= SHORT EXERCISE =
Write out every entry exactly as it stands.

= PROVIDED ENTRIES =
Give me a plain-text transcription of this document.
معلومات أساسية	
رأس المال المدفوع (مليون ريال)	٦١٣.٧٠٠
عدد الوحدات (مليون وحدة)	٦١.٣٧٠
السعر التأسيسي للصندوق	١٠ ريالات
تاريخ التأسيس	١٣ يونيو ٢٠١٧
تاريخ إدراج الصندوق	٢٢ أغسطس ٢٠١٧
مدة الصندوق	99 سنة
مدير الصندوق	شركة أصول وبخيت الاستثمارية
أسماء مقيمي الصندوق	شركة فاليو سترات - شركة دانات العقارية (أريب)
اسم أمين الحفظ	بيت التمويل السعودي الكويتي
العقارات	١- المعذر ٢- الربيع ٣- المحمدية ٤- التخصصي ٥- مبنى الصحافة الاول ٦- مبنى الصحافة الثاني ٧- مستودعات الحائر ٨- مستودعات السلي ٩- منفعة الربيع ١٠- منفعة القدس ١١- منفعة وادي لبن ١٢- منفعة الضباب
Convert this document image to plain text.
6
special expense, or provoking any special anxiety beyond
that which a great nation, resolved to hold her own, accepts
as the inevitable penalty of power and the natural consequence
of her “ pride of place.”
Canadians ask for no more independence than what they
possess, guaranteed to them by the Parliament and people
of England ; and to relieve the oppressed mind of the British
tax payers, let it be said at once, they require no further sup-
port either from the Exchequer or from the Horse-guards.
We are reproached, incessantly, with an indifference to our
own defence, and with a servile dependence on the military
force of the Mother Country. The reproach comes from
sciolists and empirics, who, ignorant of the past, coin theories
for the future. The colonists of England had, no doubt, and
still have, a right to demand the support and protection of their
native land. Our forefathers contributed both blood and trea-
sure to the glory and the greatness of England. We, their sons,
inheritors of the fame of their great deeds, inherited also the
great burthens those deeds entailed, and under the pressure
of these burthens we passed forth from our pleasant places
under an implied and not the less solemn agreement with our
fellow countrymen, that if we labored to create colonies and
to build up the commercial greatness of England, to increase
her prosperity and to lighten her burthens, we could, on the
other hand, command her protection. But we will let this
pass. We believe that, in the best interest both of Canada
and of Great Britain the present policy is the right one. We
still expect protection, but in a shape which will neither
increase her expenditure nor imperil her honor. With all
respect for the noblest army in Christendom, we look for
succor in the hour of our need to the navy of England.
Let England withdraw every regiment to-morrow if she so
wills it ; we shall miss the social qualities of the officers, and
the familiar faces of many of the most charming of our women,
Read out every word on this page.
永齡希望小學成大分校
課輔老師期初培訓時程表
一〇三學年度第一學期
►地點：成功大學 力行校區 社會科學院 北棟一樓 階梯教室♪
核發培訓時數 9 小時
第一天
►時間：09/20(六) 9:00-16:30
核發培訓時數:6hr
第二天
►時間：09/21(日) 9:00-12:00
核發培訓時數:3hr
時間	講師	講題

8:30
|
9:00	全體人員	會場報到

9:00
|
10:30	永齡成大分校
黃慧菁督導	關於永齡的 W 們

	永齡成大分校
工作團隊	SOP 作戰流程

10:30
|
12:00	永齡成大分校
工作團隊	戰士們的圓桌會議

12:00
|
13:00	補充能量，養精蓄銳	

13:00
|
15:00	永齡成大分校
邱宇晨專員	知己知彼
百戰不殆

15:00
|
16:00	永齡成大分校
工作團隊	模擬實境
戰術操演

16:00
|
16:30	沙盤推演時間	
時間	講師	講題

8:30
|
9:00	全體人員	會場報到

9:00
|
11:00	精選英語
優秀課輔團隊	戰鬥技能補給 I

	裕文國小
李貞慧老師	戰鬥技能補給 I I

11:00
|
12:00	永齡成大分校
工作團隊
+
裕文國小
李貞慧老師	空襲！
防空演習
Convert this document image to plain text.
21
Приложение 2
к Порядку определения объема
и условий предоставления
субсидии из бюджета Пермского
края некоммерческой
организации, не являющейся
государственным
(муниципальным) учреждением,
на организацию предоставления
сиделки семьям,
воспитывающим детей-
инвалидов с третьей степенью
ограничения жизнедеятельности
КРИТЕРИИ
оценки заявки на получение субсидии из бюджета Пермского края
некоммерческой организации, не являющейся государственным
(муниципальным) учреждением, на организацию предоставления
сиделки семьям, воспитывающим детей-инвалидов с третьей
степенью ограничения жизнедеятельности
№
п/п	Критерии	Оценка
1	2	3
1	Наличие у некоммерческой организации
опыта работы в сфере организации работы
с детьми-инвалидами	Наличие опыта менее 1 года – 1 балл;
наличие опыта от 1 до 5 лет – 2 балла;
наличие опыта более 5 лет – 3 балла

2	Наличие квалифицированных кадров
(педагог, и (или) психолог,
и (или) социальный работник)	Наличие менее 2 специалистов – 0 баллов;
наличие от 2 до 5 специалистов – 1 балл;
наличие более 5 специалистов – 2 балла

= REPLY TO THE EXERCISE =
Give me a plain-text transcription of this document.
معلومات أساسية	
رأس المال المدفوع (مليون ريال)	٦١٣.٧٠٠
عدد الوحدات (مليون وحدة)	٦١.٣٧٠
السعر التأسيسي للصندوق	١٠ ريالات
تاريخ التأسيس	١٣ يونيو ٢٠١٧
تاريخ إدراج الصندوق	٢٢ أغسطس ٢٠١٧
مدة الصندوق	99 سنة
مدير الصندوق	شركة أصول وبخيت الاستثمارية
أسماء مقيمي الصندوق	شركة فاليو سترات - شركة دانات العقارية (أريب)
اسم أمين الحفظ	بيت التمويل السعودي الكويتي
العقارات	١- المعذر ٢- الربيع ٣- المحمدية ٤- التخصصي ٥- مبنى الصحافة الاول ٦- مبنى الصحافة الثاني ٧- مستودعات الحائر ٨- مستودعات السلي ٩- منفعة الربيع ١٠- منفعة القدس ١١- منفعة وادي لبن ١٢- منفعة الضباب
Convert this document image to plain text.
6
special expense, or provoking any special anxiety beyond
that which a great nation, resolved to hold her own, accepts
as the inevitable penalty of power and the natural consequence
of her “ pride of place.”
Canadians ask for no more independence than what they
possess, guaranteed to them by the Parliament and people
of England ; and to relieve the oppressed mind of the British
tax payers, let it be said at once, they require no further sup-
port either from the Exchequer or from the Horse-guards.
We are reproached, incessantly, with an indifference to our
own defence, and with a servile dependence on the military
force of the Mother Country. The reproach comes from
sciolists and empirics, who, ignorant of the past, coin theories
for the future. The colonists of England had, no doubt, and
still have, a right to demand the support and protection of their
native land. Our forefathers contributed both blood and trea-
sure to the glory and the greatness of England. We, their sons,
inheritors of the fame of their great deeds, inherited also the
great burthens those deeds entailed, and under the pressure
of these burthens we passed forth from our pleasant places
under an implied and not the less solemn agreement with our
fellow countrymen, that if we labored to create colonies and
to build up the commercial greatness of England, to increase
her prosperity and to lighten her burthens, we could, on the
other hand, command her protection. But we will let this
pass. We believe that, in the best interest both of Canada
and of Great Britain the present policy is the right one. We
still expect protection, but in a shape which will neither
increase her expenditure nor imperil her honor. With all
respect for the noblest army in Christendom, we look for
succor in the hour of our need to the navy of England.
Let England withdraw every regiment to-morrow if she so
wills it ; we shall miss the social qualities of the officers, and
the familiar faces of many of the most charming of our women,
Read out every word on this page.
永齡希望小學成大分校
課輔老師期初培訓時程表
一〇三學年度第一學期
►地點：成功大學 力行校區 社會科學院 北棟一樓 階梯教室♪
核發培訓時數 9 小時
第一天
►時間：09/20(六) 9:00-16:30
核發培訓時數:6hr
第二天
►時間：09/21(日) 9:00-12:00
核發培訓時數:3hr
時間	講師	講題

8:30
|
9:00	全體人員	會場報到

9:00
|
10:30	永齡成大分校
黃慧菁督導	關於永齡的 W 們

	永齡成大分校
工作團隊	SOP 作戰流程

10:30
|
12:00	永齡成大分校
工作團隊	戰士們的圓桌會議

12:00
|
13:00	補充能量，養精蓄銳	

13:00
|
15:00	永齡成大分校
邱宇晨專員	知己知彼
百戰不殆

15:00
|
16:00	永齡成大分校
工作團隊	模擬實境
戰術操演

16:00
|
16:30	沙盤推演時間	
時間	講師	講題

8:30
|
9:00	全體人員	會場報到

9:00
|
11:00	精選英語
優秀課輔團隊	戰鬥技能補給 I

	裕文國小
李貞慧老師	戰鬥技能補給 I I

11:00
|
12:00	永齡成大分校
工作團隊
+
裕文國小
李貞慧老師	空襲！
防空演習
Convert this document image to plain text.
21
Приложение 2
к Порядку определения объема
и условий предоставления
субсидии из бюджета Пермского
края некоммерческой
организации, не являющейся
государственным
(муниципальным) учреждением,
на организацию предоставления
сиделки семьям,
воспитывающим детей-
инвалидов с третьей степенью
ограничения жизнедеятельности
КРИТЕРИИ
оценки заявки на получение субсидии из бюджета Пермского края
некоммерческой организации, не являющейся государственным
(муниципальным) учреждением, на организацию предоставления
сиделки семьям, воспитывающим детей-инвалидов с третьей
степенью ограничения жизнедеятельности
№
п/п	Критерии	Оценка
1	2	3
1	Наличие у некоммерческой организации
опыта работы в сфере организации работы
с детьми-инвалидами	Наличие опыта менее 1 года – 1 балл;
наличие опыта от 1 до 5 лет – 2 балла;
наличие опыта более 5 лет – 3 балла

2	Наличие квалифицированных кадров
(педагог, и (или) психолог,
и (или) социальный работник)	Наличие менее 2 специалистов – 0 баллов;
наличие от 2 до 5 специалистов – 1 балл;
наличие более 5 специалистов – 2 балла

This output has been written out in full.